## Aim
Copy out every line of the material below, word for word and without any changes.

════════════════════

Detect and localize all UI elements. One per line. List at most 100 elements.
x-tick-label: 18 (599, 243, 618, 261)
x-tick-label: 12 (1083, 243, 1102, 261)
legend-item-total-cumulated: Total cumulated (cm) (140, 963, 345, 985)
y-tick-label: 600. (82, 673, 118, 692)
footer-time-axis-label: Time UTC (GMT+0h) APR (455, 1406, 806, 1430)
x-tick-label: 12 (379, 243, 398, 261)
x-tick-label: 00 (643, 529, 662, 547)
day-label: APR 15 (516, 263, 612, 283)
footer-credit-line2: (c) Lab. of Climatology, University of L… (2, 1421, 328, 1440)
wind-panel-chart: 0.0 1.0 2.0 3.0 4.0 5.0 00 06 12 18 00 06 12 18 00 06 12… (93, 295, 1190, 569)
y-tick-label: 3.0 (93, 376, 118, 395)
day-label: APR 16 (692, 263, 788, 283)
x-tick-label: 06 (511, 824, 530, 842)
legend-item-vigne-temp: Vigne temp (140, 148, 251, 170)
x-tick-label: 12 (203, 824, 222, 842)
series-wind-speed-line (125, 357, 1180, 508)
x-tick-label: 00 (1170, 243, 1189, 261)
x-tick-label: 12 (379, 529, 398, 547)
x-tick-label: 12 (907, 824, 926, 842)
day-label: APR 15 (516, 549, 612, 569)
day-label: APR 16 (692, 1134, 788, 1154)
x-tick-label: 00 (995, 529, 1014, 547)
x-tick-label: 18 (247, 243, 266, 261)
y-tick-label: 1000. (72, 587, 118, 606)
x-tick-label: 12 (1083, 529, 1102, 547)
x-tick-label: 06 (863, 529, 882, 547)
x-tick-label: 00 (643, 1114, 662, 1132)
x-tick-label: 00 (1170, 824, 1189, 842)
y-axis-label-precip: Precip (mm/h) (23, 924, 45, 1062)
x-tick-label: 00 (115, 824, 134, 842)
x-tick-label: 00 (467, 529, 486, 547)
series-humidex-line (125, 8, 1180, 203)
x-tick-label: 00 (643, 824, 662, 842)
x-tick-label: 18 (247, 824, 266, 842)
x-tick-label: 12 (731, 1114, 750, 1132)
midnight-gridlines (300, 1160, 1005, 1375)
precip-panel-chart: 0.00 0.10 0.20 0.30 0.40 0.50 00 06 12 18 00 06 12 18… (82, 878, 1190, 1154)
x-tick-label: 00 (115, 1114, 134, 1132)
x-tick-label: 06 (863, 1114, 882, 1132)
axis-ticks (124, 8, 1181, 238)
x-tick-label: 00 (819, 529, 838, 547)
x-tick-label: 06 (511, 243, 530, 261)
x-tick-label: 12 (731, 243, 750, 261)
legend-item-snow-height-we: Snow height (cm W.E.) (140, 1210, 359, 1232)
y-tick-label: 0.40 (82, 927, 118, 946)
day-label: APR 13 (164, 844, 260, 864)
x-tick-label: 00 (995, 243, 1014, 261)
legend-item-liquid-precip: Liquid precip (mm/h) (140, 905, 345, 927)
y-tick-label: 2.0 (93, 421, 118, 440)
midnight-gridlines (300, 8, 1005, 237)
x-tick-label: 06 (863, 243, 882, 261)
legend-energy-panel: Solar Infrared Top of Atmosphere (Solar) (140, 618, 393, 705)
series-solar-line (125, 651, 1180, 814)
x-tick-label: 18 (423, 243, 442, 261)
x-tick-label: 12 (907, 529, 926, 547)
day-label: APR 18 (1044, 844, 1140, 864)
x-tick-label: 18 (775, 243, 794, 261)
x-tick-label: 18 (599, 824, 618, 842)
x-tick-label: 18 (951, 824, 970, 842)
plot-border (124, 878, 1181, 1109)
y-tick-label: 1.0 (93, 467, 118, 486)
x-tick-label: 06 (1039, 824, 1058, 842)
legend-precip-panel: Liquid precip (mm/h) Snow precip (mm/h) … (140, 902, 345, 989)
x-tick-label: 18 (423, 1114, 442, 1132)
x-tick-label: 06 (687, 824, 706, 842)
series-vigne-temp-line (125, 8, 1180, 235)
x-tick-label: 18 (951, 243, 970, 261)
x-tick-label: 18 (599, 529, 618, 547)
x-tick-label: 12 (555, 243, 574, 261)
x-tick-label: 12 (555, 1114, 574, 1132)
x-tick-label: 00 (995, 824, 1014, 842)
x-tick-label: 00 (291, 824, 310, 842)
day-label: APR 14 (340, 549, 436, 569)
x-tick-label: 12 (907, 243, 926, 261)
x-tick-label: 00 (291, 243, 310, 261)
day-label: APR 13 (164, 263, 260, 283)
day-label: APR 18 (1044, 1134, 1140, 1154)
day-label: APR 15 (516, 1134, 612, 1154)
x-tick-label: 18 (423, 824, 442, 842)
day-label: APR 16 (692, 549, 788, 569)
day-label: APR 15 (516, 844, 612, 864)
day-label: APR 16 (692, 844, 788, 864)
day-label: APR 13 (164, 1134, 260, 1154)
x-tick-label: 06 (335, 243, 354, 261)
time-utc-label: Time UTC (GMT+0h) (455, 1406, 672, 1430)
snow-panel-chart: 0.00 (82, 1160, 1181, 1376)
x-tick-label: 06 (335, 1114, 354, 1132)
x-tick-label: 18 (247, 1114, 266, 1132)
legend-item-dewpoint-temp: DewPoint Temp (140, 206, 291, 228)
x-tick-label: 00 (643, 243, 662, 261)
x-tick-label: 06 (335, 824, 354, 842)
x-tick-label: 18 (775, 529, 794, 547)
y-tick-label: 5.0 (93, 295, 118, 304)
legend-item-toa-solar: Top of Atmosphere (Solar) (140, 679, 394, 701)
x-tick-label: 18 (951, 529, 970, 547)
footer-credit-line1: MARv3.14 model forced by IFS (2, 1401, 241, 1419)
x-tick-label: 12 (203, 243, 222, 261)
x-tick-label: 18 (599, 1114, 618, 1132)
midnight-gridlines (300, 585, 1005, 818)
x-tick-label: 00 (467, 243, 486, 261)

════════════════════

## Task output
Detect and localize all UI elements. One per line. List at most 100 elements.
x-tick-label: 18 (599, 243, 618, 261)
x-tick-label: 12 (1083, 243, 1102, 261)
legend-item-total-cumulated: Total cumulated (cm) (140, 963, 345, 985)
y-tick-label: 600. (82, 673, 118, 692)
footer-time-axis-label: Time UTC (GMT+0h) APR (455, 1406, 806, 1430)
x-tick-label: 12 (379, 243, 398, 261)
x-tick-label: 00 (643, 529, 662, 547)
day-label: APR 15 (516, 263, 612, 283)
footer-credit-line2: (c) Lab. of Climatology, University of L… (2, 1421, 328, 1440)
wind-panel-chart: 0.0 1.0 2.0 3.0 4.0 5.0 00 06 12 18 00 06 12 18 00 06 12… (93, 295, 1190, 569)
y-tick-label: 3.0 (93, 376, 118, 395)
day-label: APR 16 (692, 263, 788, 283)
x-tick-label: 06 (511, 824, 530, 842)
legend-item-vigne-temp: Vigne temp (140, 148, 251, 170)
x-tick-label: 12 (203, 824, 222, 842)
series-wind-speed-line (125, 357, 1180, 508)
x-tick-label: 00 (1170, 243, 1189, 261)
x-tick-label: 12 (379, 529, 398, 547)
x-tick-label: 12 (907, 824, 926, 842)
day-label: APR 15 (516, 549, 612, 569)
day-label: APR 16 (692, 1134, 788, 1154)
x-tick-label: 00 (995, 529, 1014, 547)
x-tick-label: 18 (247, 243, 266, 261)
y-tick-label: 1000. (72, 587, 118, 606)
x-tick-label: 12 (1083, 529, 1102, 547)
x-tick-label: 06 (863, 529, 882, 547)
x-tick-label: 00 (643, 1114, 662, 1132)
x-tick-label: 00 (1170, 824, 1189, 842)
y-axis-label-precip: Precip (mm/h) (23, 924, 45, 1062)
x-tick-label: 00 (115, 824, 134, 842)
x-tick-label: 00 (467, 529, 486, 547)
series-humidex-line (125, 8, 1180, 203)
x-tick-label: 00 (643, 824, 662, 842)
x-tick-label: 18 (247, 824, 266, 842)
x-tick-label: 12 (731, 1114, 750, 1132)
midnight-gridlines (300, 1160, 1005, 1375)
precip-panel-chart: 0.00 0.10 0.20 0.30 0.40 0.50 00 06 12 18 00 06 12 18… (82, 878, 1190, 1154)
x-tick-label: 00 (115, 1114, 134, 1132)
x-tick-label: 06 (863, 1114, 882, 1132)
axis-ticks (124, 8, 1181, 238)
x-tick-label: 00 (819, 529, 838, 547)
x-tick-label: 06 (511, 243, 530, 261)
x-tick-label: 12 (731, 243, 750, 261)
legend-item-snow-height-we: Snow height (cm W.E.) (140, 1210, 359, 1232)
y-tick-label: 0.40 (82, 927, 118, 946)
day-label: APR 13 (164, 844, 260, 864)
x-tick-label: 00 (995, 243, 1014, 261)
legend-item-liquid-precip: Liquid precip (mm/h) (140, 905, 345, 927)
y-tick-label: 2.0 (93, 421, 118, 440)
midnight-gridlines (300, 8, 1005, 237)
x-tick-label: 06 (863, 243, 882, 261)
legend-energy-panel: Solar Infrared Top of Atmosphere (Solar) (140, 618, 393, 705)
series-solar-line (125, 651, 1180, 814)
x-tick-label: 18 (423, 243, 442, 261)
x-tick-label: 12 (907, 529, 926, 547)
day-label: APR 18 (1044, 844, 1140, 864)
x-tick-label: 18 (775, 243, 794, 261)
x-tick-label: 18 (599, 824, 618, 842)
x-tick-label: 18 (951, 824, 970, 842)
plot-border (124, 878, 1181, 1109)
y-tick-label: 1.0 (93, 467, 118, 486)
x-tick-label: 06 (1039, 824, 1058, 842)
legend-precip-panel: Liquid precip (mm/h) Snow precip (mm/h) … (140, 902, 345, 989)
x-tick-label: 18 (423, 1114, 442, 1132)
x-tick-label: 06 (687, 824, 706, 842)
series-vigne-temp-line (125, 8, 1180, 235)
x-tick-label: 18 (951, 243, 970, 261)
x-tick-label: 18 (599, 529, 618, 547)
x-tick-label: 12 (555, 243, 574, 261)
x-tick-label: 12 (555, 1114, 574, 1132)
x-tick-label: 00 (995, 824, 1014, 842)
x-tick-label: 00 (291, 824, 310, 842)
day-label: APR 14 (340, 549, 436, 569)
x-tick-label: 12 (907, 243, 926, 261)
x-tick-label: 00 (291, 243, 310, 261)
day-label: APR 13 (164, 263, 260, 283)
day-label: APR 18 (1044, 1134, 1140, 1154)
day-label: APR 15 (516, 1134, 612, 1154)
x-tick-label: 18 (423, 824, 442, 842)
day-label: APR 16 (692, 549, 788, 569)
day-label: APR 15 (516, 844, 612, 864)
day-label: APR 16 (692, 844, 788, 864)
day-label: APR 13 (164, 1134, 260, 1154)
x-tick-label: 06 (335, 243, 354, 261)
time-utc-label: Time UTC (GMT+0h) (455, 1406, 672, 1430)
snow-panel-chart: 0.00 (82, 1160, 1181, 1376)
x-tick-label: 06 (335, 1114, 354, 1132)
x-tick-label: 18 (247, 1114, 266, 1132)
legend-item-dewpoint-temp: DewPoint Temp (140, 206, 291, 228)
x-tick-label: 00 (643, 243, 662, 261)
x-tick-label: 06 (335, 824, 354, 842)
x-tick-label: 18 (775, 529, 794, 547)
y-tick-label: 5.0 (93, 295, 118, 304)
legend-item-toa-solar: Top of Atmosphere (Solar) (140, 679, 394, 701)
x-tick-label: 18 (951, 529, 970, 547)
footer-credit-line1: MARv3.14 model forced by IFS (2, 1401, 241, 1419)
x-tick-label: 12 (203, 243, 222, 261)
x-tick-label: 18 (599, 1114, 618, 1132)
midnight-gridlines (300, 585, 1005, 818)
x-tick-label: 00 (467, 243, 486, 261)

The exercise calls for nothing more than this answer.